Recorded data
★ ★ ★ ★

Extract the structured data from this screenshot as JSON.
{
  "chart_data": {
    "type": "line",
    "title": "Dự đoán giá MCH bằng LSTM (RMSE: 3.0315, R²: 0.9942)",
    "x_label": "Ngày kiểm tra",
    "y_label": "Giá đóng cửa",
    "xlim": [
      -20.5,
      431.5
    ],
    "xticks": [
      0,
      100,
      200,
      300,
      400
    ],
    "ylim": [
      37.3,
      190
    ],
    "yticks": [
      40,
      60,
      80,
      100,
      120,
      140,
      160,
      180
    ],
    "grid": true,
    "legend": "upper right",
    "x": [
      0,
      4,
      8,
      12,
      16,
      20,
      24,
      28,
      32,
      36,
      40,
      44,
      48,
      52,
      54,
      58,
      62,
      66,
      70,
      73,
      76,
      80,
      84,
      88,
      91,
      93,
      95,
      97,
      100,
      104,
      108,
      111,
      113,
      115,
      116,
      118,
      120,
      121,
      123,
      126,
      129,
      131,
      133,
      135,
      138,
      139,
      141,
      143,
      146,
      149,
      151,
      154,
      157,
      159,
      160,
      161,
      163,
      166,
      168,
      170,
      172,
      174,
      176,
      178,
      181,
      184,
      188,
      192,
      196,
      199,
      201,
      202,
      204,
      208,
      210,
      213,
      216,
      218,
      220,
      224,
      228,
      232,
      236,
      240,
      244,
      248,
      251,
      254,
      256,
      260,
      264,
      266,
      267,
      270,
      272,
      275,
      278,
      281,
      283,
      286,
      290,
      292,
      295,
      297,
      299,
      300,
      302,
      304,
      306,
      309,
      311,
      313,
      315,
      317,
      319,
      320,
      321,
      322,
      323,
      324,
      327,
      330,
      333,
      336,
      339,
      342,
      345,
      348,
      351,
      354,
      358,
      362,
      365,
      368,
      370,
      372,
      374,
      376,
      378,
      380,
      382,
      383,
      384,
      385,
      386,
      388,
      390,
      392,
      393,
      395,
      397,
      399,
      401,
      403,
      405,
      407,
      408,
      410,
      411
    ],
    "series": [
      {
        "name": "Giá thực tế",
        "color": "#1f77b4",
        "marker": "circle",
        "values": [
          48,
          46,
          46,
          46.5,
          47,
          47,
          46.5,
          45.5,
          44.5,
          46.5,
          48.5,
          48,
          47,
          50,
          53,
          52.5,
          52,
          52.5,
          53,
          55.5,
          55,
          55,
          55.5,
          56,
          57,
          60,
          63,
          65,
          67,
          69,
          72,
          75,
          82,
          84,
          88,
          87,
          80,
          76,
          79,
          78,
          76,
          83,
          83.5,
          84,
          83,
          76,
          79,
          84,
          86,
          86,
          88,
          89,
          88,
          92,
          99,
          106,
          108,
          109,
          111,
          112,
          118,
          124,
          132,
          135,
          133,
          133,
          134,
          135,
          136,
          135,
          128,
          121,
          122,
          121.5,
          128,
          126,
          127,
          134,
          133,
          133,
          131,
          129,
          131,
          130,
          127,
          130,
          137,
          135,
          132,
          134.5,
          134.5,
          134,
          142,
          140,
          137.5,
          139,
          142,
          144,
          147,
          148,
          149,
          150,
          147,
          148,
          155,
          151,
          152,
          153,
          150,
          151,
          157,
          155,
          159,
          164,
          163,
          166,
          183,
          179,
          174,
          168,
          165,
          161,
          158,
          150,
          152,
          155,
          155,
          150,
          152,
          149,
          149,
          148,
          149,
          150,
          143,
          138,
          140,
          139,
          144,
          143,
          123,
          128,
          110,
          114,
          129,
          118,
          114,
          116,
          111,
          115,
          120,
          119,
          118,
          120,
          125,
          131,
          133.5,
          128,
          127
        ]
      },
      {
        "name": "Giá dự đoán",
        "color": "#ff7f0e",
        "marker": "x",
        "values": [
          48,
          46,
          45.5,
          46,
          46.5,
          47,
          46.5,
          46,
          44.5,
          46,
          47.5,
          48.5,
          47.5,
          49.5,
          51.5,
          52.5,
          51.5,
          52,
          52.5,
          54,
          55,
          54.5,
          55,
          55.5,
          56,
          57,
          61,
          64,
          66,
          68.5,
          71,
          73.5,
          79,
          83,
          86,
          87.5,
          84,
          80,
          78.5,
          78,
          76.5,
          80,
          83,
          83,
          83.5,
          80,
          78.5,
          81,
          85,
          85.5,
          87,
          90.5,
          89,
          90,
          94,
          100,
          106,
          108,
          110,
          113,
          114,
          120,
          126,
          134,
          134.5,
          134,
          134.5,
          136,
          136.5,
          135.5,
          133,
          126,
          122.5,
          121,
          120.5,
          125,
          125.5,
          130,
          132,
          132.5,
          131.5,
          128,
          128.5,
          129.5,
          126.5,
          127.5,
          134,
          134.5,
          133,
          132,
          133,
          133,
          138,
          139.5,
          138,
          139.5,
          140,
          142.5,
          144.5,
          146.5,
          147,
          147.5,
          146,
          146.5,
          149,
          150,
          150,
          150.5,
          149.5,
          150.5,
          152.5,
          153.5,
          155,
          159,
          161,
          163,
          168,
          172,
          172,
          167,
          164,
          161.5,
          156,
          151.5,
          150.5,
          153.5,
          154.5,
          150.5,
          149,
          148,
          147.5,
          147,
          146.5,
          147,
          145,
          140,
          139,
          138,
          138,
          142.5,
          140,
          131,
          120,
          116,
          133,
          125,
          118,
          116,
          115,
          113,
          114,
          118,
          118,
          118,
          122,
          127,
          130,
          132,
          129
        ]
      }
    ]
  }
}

★ ★ ★ ★

Problem requirements: Print the complete listing again, exactly as it stands.

Worked solution:
Extract the structured data from this screenshot as JSON.
{
  "chart_data": {
    "type": "line",
    "title": "Dự đoán giá MCH bằng LSTM (RMSE: 3.0315, R²: 0.9942)",
    "x_label": "Ngày kiểm tra",
    "y_label": "Giá đóng cửa",
    "xlim": [
      -20.5,
      431.5
    ],
    "xticks": [
      0,
      100,
      200,
      300,
      400
    ],
    "ylim": [
      37.3,
      190
    ],
    "yticks": [
      40,
      60,
      80,
      100,
      120,
      140,
      160,
      180
    ],
    "grid": true,
    "legend": "upper right",
    "x": [
      0,
      4,
      8,
      12,
      16,
      20,
      24,
      28,
      32,
      36,
      40,
      44,
      48,
      52,
      54,
      58,
      62,
      66,
      70,
      73,
      76,
      80,
      84,
      88,
      91,
      93,
      95,
      97,
      100,
      104,
      108,
      111,
      113,
      115,
      116,
      118,
      120,
      121,
      123,
      126,
      129,
      131,
      133,
      135,
      138,
      139,
      141,
      143,
      146,
      149,
      151,
      154,
      157,
      159,
      160,
      161,
      163,
      166,
      168,
      170,
      172,
      174,
      176,
      178,
      181,
      184,
      188,
      192,
      196,
      199,
      201,
      202,
      204,
      208,
      210,
      213,
      216,
      218,
      220,
      224,
      228,
      232,
      236,
      240,
      244,
      248,
      251,
      254,
      256,
      260,
      264,
      266,
      267,
      270,
      272,
      275,
      278,
      281,
      283,
      286,
      290,
      292,
      295,
      297,
      299,
      300,
      302,
      304,
      306,
      309,
      311,
      313,
      315,
      317,
      319,
      320,
      321,
      322,
      323,
      324,
      327,
      330,
      333,
      336,
      339,
      342,
      345,
      348,
      351,
      354,
      358,
      362,
      365,
      368,
      370,
      372,
      374,
      376,
      378,
      380,
      382,
      383,
      384,
      385,
      386,
      388,
      390,
      392,
      393,
      395,
      397,
      399,
      401,
      403,
      405,
      407,
      408,
      410,
      411
    ],
    "series": [
      {
        "name": "Giá thực tế",
        "color": "#1f77b4",
        "marker": "circle",
        "values": [
          48,
          46,
          46,
          46.5,
          47,
          47,
          46.5,
          45.5,
          44.5,
          46.5,
          48.5,
          48,
          47,
          50,
          53,
          52.5,
          52,
          52.5,
          53,
          55.5,
          55,
          55,
          55.5,
          56,
          57,
          60,
          63,
          65,
          67,
          69,
          72,
          75,
          82,
          84,
          88,
          87,
          80,
          76,
          79,
          78,
          76,
          83,
          83.5,
          84,
          83,
          76,
          79,
          84,
          86,
          86,
          88,
          89,
          88,
          92,
          99,
          106,
          108,
          109,
          111,
          112,
          118,
          124,
          132,
          135,
          133,
          133,
          134,
          135,
          136,
          135,
          128,
          121,
          122,
          121.5,
          128,
          126,
          127,
          134,
          133,
          133,
          131,
          129,
          131,
          130,
          127,
          130,
          137,
          135,
          132,
          134.5,
          134.5,
          134,
          142,
          140,
          137.5,
          139,
          142,
          144,
          147,
          148,
          149,
          150,
          147,
          148,
          155,
          151,
          152,
          153,
          150,
          151,
          157,
          155,
          159,
          164,
          163,
          166,
          183,
          179,
          174,
          168,
          165,
          161,
          158,
          150,
          152,
          155,
          155,
          150,
          152,
          149,
          149,
          148,
          149,
          150,
          143,
          138,
          140,
          139,
          144,
          143,
          123,
          128,
          110,
          114,
          129,
          118,
          114,
          116,
          111,
          115,
          120,
          119,
          118,
          120,
          125,
          131,
          133.5,
          128,
          127
        ]
      },
      {
        "name": "Giá dự đoán",
        "color": "#ff7f0e",
        "marker": "x",
        "values": [
          48,
          46,
          45.5,
          46,
          46.5,
          47,
          46.5,
          46,
          44.5,
          46,
          47.5,
          48.5,
          47.5,
          49.5,
          51.5,
          52.5,
          51.5,
          52,
          52.5,
          54,
          55,
          54.5,
          55,
          55.5,
          56,
          57,
          61,
          64,
          66,
          68.5,
          71,
          73.5,
          79,
          83,
          86,
          87.5,
          84,
          80,
          78.5,
          78,
          76.5,
          80,
          83,
          83,
          83.5,
          80,
          78.5,
          81,
          85,
          85.5,
          87,
          90.5,
          89,
          90,
          94,
          100,
          106,
          108,
          110,
          113,
          114,
          120,
          126,
          134,
          134.5,
          134,
          134.5,
          136,
          136.5,
          135.5,
          133,
          126,
          122.5,
          121,
          120.5,
          125,
          125.5,
          130,
          132,
          132.5,
          131.5,
          128,
          128.5,
          129.5,
          126.5,
          127.5,
          134,
          134.5,
          133,
          132,
          133,
          133,
          138,
          139.5,
          138,
          139.5,
          140,
          142.5,
          144.5,
          146.5,
          147,
          147.5,
          146,
          146.5,
          149,
          150,
          150,
          150.5,
          149.5,
          150.5,
          152.5,
          153.5,
          155,
          159,
          161,
          163,
          168,
          172,
          172,
          167,
          164,
          161.5,
          156,
          151.5,
          150.5,
          153.5,
          154.5,
          150.5,
          149,
          148,
          147.5,
          147,
          146.5,
          147,
          145,
          140,
          139,
          138,
          138,
          142.5,
          140,
          131,
          120,
          116,
          133,
          125,
          118,
          116,
          115,
          113,
          114,
          118,
          118,
          118,
          122,
          127,
          130,
          132,
          129
        ]
      }
    ]
  }
}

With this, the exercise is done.